**GIVEN INFORMATION:**
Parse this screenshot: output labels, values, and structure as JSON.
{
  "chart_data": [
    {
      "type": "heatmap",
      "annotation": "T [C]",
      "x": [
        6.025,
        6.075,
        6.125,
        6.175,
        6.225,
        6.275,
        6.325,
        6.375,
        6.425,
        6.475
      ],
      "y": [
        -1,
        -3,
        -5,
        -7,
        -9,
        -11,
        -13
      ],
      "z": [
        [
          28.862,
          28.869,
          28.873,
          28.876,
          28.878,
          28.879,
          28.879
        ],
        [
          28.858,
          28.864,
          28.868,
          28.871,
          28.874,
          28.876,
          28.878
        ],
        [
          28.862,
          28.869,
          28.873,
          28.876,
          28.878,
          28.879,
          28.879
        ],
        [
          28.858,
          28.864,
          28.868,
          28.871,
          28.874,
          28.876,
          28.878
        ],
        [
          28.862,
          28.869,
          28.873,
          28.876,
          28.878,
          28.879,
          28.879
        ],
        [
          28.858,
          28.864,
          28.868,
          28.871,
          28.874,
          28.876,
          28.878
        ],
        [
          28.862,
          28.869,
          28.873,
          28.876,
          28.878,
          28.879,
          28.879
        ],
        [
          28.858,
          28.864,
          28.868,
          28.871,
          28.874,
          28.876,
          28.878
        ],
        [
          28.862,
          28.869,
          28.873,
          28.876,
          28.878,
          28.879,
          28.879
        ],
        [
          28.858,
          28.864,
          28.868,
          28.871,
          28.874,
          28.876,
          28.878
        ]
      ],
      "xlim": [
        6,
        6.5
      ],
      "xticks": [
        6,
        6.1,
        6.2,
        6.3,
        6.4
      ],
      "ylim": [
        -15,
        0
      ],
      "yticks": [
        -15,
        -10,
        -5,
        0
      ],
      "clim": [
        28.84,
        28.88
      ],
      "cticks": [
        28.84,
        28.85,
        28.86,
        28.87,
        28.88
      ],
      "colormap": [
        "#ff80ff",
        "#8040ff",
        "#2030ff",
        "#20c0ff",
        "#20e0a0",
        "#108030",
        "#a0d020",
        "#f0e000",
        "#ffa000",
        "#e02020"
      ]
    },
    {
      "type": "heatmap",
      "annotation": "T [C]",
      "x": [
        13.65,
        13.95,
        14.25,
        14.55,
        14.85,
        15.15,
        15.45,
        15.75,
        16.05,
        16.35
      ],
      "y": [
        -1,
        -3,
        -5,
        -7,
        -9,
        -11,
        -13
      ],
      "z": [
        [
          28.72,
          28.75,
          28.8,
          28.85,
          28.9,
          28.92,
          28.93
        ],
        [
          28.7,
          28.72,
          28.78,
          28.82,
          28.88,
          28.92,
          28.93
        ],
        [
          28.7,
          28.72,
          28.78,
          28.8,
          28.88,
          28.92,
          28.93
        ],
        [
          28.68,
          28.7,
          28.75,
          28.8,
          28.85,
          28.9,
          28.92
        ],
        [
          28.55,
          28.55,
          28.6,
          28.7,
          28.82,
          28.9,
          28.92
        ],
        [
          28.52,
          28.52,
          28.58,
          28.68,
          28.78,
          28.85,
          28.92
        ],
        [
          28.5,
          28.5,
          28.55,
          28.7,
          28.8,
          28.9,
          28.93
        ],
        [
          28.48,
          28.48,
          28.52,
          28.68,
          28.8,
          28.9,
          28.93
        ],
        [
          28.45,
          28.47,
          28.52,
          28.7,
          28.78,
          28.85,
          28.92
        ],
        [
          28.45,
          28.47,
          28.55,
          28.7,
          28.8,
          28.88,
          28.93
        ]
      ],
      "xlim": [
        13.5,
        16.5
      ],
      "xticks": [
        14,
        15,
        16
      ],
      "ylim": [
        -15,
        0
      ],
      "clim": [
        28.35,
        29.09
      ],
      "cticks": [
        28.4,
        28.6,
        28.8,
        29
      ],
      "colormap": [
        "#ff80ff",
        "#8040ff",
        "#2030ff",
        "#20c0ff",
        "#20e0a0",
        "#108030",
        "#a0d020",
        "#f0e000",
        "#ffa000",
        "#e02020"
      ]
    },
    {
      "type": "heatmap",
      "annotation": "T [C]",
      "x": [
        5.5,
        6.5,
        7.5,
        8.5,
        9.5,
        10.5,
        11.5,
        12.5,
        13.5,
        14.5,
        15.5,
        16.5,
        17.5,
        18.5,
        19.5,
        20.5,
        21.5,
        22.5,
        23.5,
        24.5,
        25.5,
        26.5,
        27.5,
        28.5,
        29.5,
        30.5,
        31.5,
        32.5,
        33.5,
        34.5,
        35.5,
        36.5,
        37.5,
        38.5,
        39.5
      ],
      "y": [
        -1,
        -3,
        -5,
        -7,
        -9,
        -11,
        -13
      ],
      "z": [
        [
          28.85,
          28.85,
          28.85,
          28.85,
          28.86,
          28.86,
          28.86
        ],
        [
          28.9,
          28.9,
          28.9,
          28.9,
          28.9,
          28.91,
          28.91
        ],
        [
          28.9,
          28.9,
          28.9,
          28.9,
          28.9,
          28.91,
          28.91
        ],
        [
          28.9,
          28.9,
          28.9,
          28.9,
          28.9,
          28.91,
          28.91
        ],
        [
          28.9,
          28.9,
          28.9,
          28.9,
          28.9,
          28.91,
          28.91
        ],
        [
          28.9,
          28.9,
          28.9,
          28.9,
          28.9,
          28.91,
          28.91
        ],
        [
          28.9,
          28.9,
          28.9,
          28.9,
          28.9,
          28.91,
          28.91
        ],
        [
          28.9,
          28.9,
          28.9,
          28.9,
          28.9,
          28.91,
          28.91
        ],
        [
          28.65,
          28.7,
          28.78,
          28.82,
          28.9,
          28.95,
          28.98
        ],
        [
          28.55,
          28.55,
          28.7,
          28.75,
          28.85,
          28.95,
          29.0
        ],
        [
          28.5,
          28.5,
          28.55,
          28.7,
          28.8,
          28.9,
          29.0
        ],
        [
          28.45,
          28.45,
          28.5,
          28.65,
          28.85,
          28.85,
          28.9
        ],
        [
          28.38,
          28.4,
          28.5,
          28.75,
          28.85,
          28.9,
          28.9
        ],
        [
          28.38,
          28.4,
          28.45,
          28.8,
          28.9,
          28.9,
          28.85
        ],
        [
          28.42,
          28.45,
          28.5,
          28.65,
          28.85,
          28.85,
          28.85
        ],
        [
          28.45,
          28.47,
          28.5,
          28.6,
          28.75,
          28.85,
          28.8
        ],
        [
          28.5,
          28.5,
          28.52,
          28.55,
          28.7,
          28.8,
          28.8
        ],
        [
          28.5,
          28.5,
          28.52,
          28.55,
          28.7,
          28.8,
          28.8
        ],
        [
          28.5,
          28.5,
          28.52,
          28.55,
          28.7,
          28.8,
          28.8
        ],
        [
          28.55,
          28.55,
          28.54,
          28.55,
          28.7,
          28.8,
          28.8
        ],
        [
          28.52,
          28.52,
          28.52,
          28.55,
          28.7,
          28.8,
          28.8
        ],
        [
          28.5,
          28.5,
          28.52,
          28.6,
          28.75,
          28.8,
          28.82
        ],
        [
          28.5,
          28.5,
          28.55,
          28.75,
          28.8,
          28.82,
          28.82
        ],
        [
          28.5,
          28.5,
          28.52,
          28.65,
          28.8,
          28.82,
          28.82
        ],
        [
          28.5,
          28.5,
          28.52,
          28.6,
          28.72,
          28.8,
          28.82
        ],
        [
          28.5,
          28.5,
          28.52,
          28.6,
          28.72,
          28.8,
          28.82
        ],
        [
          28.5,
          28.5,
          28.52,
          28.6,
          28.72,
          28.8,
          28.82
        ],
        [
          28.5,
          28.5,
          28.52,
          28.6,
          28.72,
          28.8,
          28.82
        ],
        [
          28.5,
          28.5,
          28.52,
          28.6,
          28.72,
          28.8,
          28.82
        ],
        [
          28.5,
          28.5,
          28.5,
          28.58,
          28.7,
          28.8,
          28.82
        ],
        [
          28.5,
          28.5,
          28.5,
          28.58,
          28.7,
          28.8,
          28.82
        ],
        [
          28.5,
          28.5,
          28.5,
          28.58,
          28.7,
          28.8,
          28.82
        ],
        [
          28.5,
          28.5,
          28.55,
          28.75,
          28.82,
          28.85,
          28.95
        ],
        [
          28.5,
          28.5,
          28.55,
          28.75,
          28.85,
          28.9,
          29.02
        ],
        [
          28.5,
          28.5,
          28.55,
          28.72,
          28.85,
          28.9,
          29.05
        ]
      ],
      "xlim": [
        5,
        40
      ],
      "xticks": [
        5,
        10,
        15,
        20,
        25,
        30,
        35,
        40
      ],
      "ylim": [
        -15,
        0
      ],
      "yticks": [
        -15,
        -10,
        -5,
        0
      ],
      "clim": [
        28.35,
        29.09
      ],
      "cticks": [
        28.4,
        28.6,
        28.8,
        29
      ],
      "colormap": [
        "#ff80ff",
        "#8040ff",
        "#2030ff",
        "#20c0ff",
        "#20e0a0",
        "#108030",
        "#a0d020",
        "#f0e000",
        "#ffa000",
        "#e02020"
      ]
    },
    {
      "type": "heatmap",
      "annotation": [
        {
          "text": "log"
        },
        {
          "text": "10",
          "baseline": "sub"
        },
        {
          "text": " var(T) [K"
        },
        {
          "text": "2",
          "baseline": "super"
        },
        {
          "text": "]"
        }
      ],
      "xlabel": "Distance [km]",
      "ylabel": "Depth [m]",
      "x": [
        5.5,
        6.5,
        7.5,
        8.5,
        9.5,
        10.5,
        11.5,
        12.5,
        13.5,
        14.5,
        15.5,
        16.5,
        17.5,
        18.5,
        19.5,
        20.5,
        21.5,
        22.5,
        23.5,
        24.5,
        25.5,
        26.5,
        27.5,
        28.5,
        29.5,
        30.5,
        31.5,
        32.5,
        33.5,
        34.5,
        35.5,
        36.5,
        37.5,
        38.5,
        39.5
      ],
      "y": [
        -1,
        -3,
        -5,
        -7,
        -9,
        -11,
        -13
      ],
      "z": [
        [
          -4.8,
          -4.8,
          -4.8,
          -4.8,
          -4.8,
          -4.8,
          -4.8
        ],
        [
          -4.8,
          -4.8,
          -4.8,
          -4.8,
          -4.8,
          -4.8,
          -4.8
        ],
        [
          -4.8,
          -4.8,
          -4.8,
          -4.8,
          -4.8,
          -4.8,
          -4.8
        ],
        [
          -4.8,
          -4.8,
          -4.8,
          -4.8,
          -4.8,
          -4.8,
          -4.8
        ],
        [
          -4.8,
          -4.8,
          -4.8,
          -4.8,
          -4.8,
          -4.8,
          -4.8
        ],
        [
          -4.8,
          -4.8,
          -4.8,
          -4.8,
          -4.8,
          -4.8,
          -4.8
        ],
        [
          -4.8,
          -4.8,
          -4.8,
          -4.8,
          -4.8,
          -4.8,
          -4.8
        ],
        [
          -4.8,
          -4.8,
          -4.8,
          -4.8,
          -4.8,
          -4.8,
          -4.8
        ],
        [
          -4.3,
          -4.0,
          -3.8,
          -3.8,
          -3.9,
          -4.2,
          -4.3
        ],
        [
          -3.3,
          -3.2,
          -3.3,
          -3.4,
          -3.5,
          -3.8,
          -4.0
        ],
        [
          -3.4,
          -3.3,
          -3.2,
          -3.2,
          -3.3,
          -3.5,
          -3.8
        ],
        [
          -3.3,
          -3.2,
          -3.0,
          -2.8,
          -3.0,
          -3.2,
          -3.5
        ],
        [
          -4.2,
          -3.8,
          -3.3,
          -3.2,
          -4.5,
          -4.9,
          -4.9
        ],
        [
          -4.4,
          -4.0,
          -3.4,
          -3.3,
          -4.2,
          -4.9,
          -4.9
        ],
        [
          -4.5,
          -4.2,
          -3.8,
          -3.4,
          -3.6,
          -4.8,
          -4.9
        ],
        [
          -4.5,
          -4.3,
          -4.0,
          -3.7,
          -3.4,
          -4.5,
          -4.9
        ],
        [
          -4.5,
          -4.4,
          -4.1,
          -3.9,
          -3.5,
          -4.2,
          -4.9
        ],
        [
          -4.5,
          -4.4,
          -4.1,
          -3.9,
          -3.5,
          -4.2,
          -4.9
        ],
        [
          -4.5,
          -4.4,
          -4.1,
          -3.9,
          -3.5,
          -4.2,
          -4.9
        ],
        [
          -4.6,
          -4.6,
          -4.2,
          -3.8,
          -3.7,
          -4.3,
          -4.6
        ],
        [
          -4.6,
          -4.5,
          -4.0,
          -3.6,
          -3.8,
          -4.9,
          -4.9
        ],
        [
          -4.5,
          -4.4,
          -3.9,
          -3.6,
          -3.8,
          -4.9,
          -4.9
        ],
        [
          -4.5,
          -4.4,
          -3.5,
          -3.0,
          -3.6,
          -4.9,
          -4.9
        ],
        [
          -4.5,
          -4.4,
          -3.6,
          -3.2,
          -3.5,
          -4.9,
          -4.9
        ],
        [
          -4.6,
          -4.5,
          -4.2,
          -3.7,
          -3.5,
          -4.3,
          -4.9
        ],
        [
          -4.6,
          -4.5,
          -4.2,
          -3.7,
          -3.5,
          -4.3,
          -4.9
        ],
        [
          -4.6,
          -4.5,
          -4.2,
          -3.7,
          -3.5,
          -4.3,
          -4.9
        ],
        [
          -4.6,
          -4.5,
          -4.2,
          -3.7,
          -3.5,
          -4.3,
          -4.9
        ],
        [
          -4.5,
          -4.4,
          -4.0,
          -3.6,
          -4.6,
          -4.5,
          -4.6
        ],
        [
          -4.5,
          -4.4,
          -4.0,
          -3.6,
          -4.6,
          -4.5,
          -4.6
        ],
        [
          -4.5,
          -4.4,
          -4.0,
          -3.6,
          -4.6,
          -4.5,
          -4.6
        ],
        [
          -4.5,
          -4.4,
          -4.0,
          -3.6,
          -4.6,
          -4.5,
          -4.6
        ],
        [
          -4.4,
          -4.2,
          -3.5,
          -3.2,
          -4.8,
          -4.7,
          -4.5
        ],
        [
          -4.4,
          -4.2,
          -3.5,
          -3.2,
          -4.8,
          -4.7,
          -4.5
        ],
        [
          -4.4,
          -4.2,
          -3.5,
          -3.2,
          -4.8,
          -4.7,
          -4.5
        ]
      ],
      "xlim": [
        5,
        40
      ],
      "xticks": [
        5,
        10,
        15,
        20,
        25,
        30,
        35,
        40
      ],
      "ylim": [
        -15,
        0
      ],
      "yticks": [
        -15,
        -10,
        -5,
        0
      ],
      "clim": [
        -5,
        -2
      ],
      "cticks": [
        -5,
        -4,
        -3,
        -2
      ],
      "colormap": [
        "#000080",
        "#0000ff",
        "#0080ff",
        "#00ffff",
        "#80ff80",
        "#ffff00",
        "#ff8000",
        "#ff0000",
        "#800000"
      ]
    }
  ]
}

**INSTRUCTION:**
Using the data above, say how many lines include "text". No other reply is needed.

**WRITTEN ANSWER:**
5